Task statement:
Each entry below is to be extracted exactly.

Dataset extract:
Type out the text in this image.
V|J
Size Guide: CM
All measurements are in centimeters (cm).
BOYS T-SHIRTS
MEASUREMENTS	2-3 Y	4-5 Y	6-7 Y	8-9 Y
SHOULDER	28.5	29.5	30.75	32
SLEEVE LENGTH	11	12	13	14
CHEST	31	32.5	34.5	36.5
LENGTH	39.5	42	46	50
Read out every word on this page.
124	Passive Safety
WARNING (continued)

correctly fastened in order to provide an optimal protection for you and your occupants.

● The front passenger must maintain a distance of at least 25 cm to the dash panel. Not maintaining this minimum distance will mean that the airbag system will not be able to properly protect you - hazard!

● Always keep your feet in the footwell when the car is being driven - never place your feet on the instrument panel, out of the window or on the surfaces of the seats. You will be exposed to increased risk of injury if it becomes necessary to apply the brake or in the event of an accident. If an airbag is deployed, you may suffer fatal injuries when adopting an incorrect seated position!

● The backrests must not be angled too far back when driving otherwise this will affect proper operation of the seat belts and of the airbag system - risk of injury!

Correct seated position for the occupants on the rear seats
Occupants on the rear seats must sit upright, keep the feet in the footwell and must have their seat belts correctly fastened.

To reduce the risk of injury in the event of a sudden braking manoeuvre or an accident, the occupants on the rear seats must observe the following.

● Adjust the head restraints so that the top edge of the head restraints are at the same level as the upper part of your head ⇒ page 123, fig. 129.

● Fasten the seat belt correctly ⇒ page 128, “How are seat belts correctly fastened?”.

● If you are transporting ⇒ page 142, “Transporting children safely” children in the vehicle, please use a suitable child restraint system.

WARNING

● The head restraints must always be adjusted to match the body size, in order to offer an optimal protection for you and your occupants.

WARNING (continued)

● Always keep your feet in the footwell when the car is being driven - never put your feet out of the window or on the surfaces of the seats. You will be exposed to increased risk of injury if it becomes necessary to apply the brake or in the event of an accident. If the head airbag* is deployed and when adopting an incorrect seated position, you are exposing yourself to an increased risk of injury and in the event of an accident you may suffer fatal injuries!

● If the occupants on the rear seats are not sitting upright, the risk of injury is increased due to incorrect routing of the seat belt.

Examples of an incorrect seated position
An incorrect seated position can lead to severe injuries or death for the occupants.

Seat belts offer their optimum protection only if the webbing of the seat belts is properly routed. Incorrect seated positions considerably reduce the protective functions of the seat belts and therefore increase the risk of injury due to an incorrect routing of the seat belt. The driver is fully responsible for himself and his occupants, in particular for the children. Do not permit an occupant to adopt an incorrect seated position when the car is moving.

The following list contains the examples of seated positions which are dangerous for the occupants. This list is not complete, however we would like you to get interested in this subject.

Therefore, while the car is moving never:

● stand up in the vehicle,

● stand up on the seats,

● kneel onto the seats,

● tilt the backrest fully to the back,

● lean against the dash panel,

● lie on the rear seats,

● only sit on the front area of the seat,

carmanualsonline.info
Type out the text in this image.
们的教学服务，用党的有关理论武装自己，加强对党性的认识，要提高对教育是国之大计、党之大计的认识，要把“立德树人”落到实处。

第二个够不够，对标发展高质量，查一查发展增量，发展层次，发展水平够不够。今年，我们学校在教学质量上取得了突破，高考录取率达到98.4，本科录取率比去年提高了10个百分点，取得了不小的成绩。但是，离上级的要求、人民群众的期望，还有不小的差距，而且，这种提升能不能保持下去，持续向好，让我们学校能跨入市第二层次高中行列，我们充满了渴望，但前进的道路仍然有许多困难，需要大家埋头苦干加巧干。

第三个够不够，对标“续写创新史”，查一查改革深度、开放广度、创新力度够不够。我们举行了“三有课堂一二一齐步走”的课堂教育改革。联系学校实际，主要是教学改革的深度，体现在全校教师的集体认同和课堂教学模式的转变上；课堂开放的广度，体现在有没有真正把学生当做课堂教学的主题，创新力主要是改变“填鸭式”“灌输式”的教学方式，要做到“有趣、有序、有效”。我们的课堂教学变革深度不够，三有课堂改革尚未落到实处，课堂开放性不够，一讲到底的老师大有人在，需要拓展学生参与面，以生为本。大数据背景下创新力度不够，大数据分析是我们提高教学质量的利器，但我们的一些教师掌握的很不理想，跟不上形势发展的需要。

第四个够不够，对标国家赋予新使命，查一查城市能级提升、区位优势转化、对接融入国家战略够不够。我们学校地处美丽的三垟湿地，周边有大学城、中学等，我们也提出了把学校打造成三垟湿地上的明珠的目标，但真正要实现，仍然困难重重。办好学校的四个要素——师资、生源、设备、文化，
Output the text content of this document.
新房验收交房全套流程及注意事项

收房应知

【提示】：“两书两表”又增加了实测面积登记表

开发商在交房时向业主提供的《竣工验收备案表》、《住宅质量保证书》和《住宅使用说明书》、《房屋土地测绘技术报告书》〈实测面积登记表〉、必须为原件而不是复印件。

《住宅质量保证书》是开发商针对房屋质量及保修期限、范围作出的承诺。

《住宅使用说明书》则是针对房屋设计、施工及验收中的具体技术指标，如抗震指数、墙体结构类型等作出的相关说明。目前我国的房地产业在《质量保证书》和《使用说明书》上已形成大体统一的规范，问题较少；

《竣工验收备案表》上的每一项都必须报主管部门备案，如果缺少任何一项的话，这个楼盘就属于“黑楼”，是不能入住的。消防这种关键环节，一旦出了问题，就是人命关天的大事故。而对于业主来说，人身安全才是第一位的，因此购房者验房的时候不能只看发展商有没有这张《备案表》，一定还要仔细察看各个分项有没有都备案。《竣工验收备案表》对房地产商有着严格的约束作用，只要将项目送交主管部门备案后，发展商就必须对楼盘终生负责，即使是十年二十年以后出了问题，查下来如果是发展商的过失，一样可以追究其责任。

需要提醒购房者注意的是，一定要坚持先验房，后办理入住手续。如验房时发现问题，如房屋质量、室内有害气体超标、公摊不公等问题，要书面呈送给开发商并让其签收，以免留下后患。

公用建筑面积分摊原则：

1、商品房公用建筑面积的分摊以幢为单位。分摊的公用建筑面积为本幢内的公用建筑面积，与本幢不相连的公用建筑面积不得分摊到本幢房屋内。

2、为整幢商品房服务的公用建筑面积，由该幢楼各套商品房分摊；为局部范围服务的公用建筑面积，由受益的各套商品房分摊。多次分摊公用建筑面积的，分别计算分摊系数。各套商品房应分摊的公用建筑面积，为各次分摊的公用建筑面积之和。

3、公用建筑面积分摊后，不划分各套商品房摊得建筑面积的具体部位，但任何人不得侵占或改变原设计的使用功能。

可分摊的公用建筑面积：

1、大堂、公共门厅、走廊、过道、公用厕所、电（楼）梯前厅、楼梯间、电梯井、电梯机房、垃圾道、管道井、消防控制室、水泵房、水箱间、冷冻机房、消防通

In response:
Type out the text in this image.
V|J
Size Guide: CM
All measurements are in centimeters (cm).
BOYS T-SHIRTS
MEASUREMENTS	2-3 Y	4-5 Y	6-7 Y	8-9 Y
SHOULDER	28.5	29.5	30.75	32
SLEEVE LENGTH	11	12	13	14
CHEST	31	32.5	34.5	36.5
LENGTH	39.5	42	46	50
Read out every word on this page.
124	Passive Safety
WARNING (continued)

correctly fastened in order to provide an optimal protection for you and your occupants.

● The front passenger must maintain a distance of at least 25 cm to the dash panel. Not maintaining this minimum distance will mean that the airbag system will not be able to properly protect you - hazard!

● Always keep your feet in the footwell when the car is being driven - never place your feet on the instrument panel, out of the window or on the surfaces of the seats. You will be exposed to increased risk of injury if it becomes necessary to apply the brake or in the event of an accident. If an airbag is deployed, you may suffer fatal injuries when adopting an incorrect seated position!

● The backrests must not be angled too far back when driving otherwise this will affect proper operation of the seat belts and of the airbag system - risk of injury!

Correct seated position for the occupants on the rear seats
Occupants on the rear seats must sit upright, keep the feet in the footwell and must have their seat belts correctly fastened.

To reduce the risk of injury in the event of a sudden braking manoeuvre or an accident, the occupants on the rear seats must observe the following.

● Adjust the head restraints so that the top edge of the head restraints are at the same level as the upper part of your head ⇒ page 123, fig. 129.

● Fasten the seat belt correctly ⇒ page 128, “How are seat belts correctly fastened?”.

● If you are transporting ⇒ page 142, “Transporting children safely” children in the vehicle, please use a suitable child restraint system.

WARNING

● The head restraints must always be adjusted to match the body size, in order to offer an optimal protection for you and your occupants.

WARNING (continued)

● Always keep your feet in the footwell when the car is being driven - never put your feet out of the window or on the surfaces of the seats. You will be exposed to increased risk of injury if it becomes necessary to apply the brake or in the event of an accident. If the head airbag* is deployed and when adopting an incorrect seated position, you are exposing yourself to an increased risk of injury and in the event of an accident you may suffer fatal injuries!

● If the occupants on the rear seats are not sitting upright, the risk of injury is increased due to incorrect routing of the seat belt.

Examples of an incorrect seated position
An incorrect seated position can lead to severe injuries or death for the occupants.

Seat belts offer their optimum protection only if the webbing of the seat belts is properly routed. Incorrect seated positions considerably reduce the protective functions of the seat belts and therefore increase the risk of injury due to an incorrect routing of the seat belt. The driver is fully responsible for himself and his occupants, in particular for the children. Do not permit an occupant to adopt an incorrect seated position when the car is moving.

The following list contains the examples of seated positions which are dangerous for the occupants. This list is not complete, however we would like you to get interested in this subject.

Therefore, while the car is moving never:

● stand up in the vehicle,

● stand up on the seats,

● kneel onto the seats,

● tilt the backrest fully to the back,

● lean against the dash panel,

● lie on the rear seats,

● only sit on the front area of the seat,

carmanualsonline.info
Type out the text in this image.
们的教学服务，用党的有关理论武装自己，加强对党性的认识，要提高对教育是国之大计、党之大计的认识，要把“立德树人”落到实处。

第二个够不够，对标发展高质量，查一查发展增量，发展层次，发展水平够不够。今年，我们学校在教学质量上取得了突破，高考录取率达到98.4，本科录取率比去年提高了10个百分点，取得了不小的成绩。但是，离上级的要求、人民群众的期望，还有不小的差距，而且，这种提升能不能保持下去，持续向好，让我们学校能跨入市第二层次高中行列，我们充满了渴望，但前进的道路仍然有许多困难，需要大家埋头苦干加巧干。

第三个够不够，对标“续写创新史”，查一查改革深度、开放广度、创新力度够不够。我们举行了“三有课堂一二一齐步走”的课堂教育改革。联系学校实际，主要是教学改革的深度，体现在全校教师的集体认同和课堂教学模式的转变上；课堂开放的广度，体现在有没有真正把学生当做课堂教学的主题，创新力主要是改变“填鸭式”“灌输式”的教学方式，要做到“有趣、有序、有效”。我们的课堂教学变革深度不够，三有课堂改革尚未落到实处，课堂开放性不够，一讲到底的老师大有人在，需要拓展学生参与面，以生为本。大数据背景下创新力度不够，大数据分析是我们提高教学质量的利器，但我们的一些教师掌握的很不理想，跟不上形势发展的需要。

第四个够不够，对标国家赋予新使命，查一查城市能级提升、区位优势转化、对接融入国家战略够不够。我们学校地处美丽的三垟湿地，周边有大学城、中学等，我们也提出了把学校打造成三垟湿地上的明珠的目标，但真正要实现，仍然困难重重。办好学校的四个要素——师资、生源、设备、文化，
Output the text content of this document.
新房验收交房全套流程及注意事项

收房应知

【提示】：“两书两表”又增加了实测面积登记表

开发商在交房时向业主提供的《竣工验收备案表》、《住宅质量保证书》和《住宅使用说明书》、《房屋土地测绘技术报告书》〈实测面积登记表〉、必须为原件而不是复印件。

《住宅质量保证书》是开发商针对房屋质量及保修期限、范围作出的承诺。

《住宅使用说明书》则是针对房屋设计、施工及验收中的具体技术指标，如抗震指数、墙体结构类型等作出的相关说明。目前我国的房地产业在《质量保证书》和《使用说明书》上已形成大体统一的规范，问题较少；

《竣工验收备案表》上的每一项都必须报主管部门备案，如果缺少任何一项的话，这个楼盘就属于“黑楼”，是不能入住的。消防这种关键环节，一旦出了问题，就是人命关天的大事故。而对于业主来说，人身安全才是第一位的，因此购房者验房的时候不能只看发展商有没有这张《备案表》，一定还要仔细察看各个分项有没有都备案。《竣工验收备案表》对房地产商有着严格的约束作用，只要将项目送交主管部门备案后，发展商就必须对楼盘终生负责，即使是十年二十年以后出了问题，查下来如果是发展商的过失，一样可以追究其责任。

需要提醒购房者注意的是，一定要坚持先验房，后办理入住手续。如验房时发现问题，如房屋质量、室内有害气体超标、公摊不公等问题，要书面呈送给开发商并让其签收，以免留下后患。

公用建筑面积分摊原则：

1、商品房公用建筑面积的分摊以幢为单位。分摊的公用建筑面积为本幢内的公用建筑面积，与本幢不相连的公用建筑面积不得分摊到本幢房屋内。

2、为整幢商品房服务的公用建筑面积，由该幢楼各套商品房分摊；为局部范围服务的公用建筑面积，由受益的各套商品房分摊。多次分摊公用建筑面积的，分别计算分摊系数。各套商品房应分摊的公用建筑面积，为各次分摊的公用建筑面积之和。

3、公用建筑面积分摊后，不划分各套商品房摊得建筑面积的具体部位，但任何人不得侵占或改变原设计的使用功能。

可分摊的公用建筑面积：

1、大堂、公共门厅、走廊、过道、公用厕所、电（楼）梯前厅、楼梯间、电梯井、电梯机房、垃圾道、管道井、消防控制室、水泵房、水箱间、冷冻机房、消防通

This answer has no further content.